Exercise:
Identify the lines in the data below that contain "name" and give only how many there are.

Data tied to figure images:

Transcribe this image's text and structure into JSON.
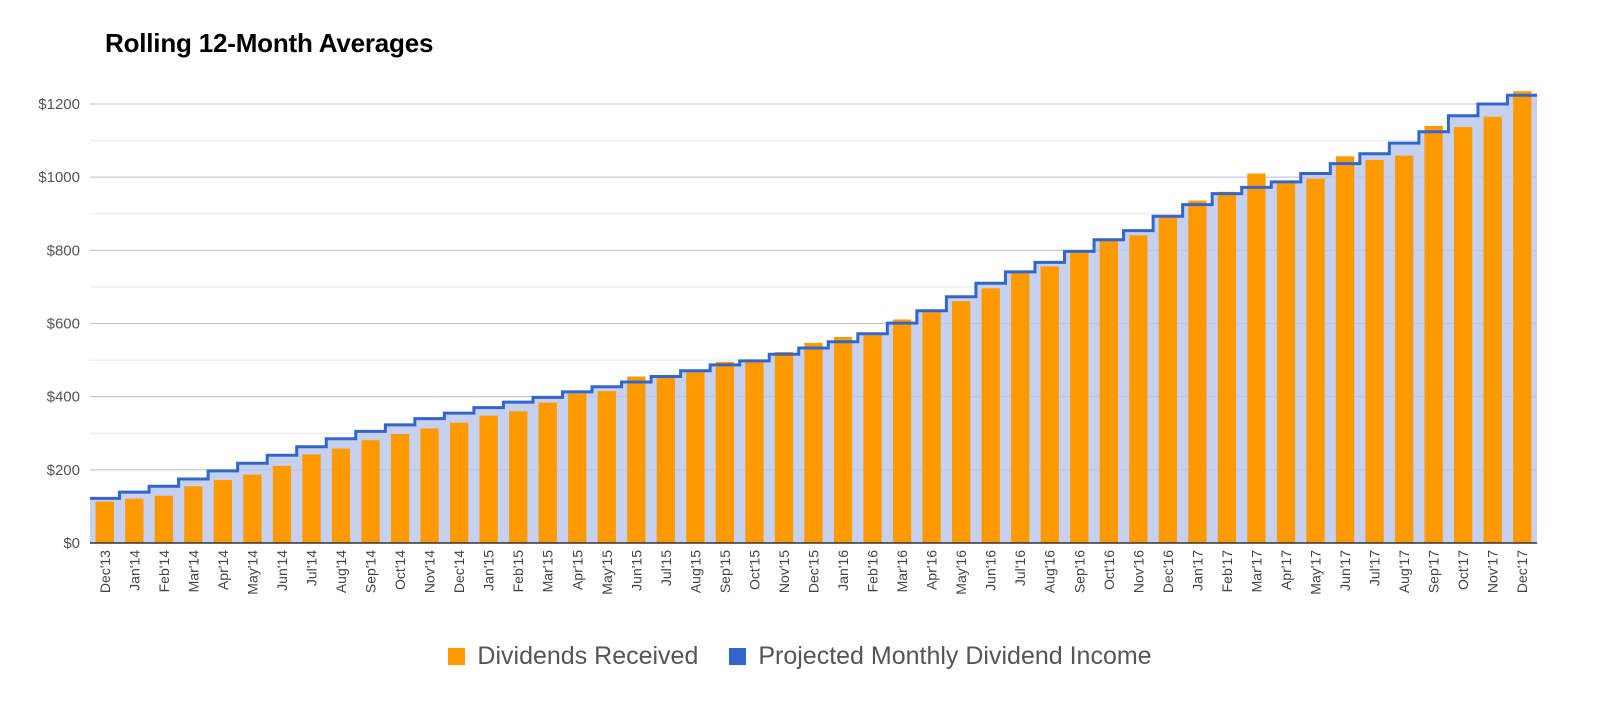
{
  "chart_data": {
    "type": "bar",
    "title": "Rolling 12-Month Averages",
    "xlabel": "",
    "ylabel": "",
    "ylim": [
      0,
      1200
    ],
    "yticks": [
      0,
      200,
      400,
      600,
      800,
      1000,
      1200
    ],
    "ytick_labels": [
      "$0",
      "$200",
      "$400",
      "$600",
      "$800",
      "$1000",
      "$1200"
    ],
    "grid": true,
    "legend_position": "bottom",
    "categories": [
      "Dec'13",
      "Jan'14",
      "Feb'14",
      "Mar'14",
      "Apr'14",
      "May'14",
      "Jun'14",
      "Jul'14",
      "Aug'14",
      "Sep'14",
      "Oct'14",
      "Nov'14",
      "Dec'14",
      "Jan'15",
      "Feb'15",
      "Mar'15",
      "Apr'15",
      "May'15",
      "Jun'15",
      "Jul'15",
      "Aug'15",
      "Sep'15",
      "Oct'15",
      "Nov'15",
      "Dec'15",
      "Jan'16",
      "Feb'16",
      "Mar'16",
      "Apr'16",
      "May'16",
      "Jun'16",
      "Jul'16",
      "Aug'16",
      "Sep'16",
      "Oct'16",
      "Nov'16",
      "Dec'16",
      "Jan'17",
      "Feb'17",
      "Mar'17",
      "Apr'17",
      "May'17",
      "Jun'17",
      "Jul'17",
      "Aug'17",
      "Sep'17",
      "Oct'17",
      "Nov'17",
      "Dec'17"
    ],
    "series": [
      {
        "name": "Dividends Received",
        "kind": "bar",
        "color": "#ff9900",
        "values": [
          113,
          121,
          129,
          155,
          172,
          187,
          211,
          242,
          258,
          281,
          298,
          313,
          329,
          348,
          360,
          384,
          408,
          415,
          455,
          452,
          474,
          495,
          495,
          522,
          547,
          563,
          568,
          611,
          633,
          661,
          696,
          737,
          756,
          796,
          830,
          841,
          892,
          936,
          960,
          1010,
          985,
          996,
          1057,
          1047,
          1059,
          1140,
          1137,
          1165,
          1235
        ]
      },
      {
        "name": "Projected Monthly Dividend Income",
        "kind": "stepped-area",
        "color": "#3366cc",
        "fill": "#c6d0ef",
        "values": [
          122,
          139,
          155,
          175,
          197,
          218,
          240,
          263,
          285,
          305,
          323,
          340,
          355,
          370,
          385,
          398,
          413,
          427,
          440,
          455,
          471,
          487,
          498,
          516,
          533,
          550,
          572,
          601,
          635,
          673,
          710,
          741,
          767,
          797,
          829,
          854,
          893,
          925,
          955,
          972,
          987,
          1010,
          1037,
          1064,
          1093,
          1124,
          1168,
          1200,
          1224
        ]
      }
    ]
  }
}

Reply to the task:
2